● Material supplied:
--*--

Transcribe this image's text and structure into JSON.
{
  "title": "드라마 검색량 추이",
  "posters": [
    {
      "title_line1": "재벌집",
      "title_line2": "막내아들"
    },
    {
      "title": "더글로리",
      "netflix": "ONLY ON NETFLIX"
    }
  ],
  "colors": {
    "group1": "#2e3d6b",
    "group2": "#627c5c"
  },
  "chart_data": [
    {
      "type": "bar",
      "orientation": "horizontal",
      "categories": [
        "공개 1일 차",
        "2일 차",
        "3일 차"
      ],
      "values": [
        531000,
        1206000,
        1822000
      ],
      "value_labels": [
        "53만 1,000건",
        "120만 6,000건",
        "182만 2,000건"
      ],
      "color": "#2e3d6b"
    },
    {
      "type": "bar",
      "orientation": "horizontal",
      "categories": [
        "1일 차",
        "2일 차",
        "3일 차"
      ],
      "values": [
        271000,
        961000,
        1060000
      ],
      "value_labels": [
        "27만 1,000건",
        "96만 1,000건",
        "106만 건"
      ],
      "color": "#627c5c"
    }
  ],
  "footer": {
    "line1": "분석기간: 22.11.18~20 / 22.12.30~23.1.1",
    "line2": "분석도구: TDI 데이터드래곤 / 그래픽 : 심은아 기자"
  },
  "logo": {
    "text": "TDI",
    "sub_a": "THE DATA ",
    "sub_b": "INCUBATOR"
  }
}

--*--

● Do this: Output the full listing exactly as it stands.

● Written solution:
Transcribe this image's text and structure into JSON.
{
  "title": "드라마 검색량 추이",
  "posters": [
    {
      "title_line1": "재벌집",
      "title_line2": "막내아들"
    },
    {
      "title": "더글로리",
      "netflix": "ONLY ON NETFLIX"
    }
  ],
  "colors": {
    "group1": "#2e3d6b",
    "group2": "#627c5c"
  },
  "chart_data": [
    {
      "type": "bar",
      "orientation": "horizontal",
      "categories": [
        "공개 1일 차",
        "2일 차",
        "3일 차"
      ],
      "values": [
        531000,
        1206000,
        1822000
      ],
      "value_labels": [
        "53만 1,000건",
        "120만 6,000건",
        "182만 2,000건"
      ],
      "color": "#2e3d6b"
    },
    {
      "type": "bar",
      "orientation": "horizontal",
      "categories": [
        "1일 차",
        "2일 차",
        "3일 차"
      ],
      "values": [
        271000,
        961000,
        1060000
      ],
      "value_labels": [
        "27만 1,000건",
        "96만 1,000건",
        "106만 건"
      ],
      "color": "#627c5c"
    }
  ],
  "footer": {
    "line1": "분석기간: 22.11.18~20 / 22.12.30~23.1.1",
    "line2": "분석도구: TDI 데이터드래곤 / 그래픽 : 심은아 기자"
  },
  "logo": {
    "text": "TDI",
    "sub_a": "THE DATA ",
    "sub_b": "INCUBATOR"
  }
}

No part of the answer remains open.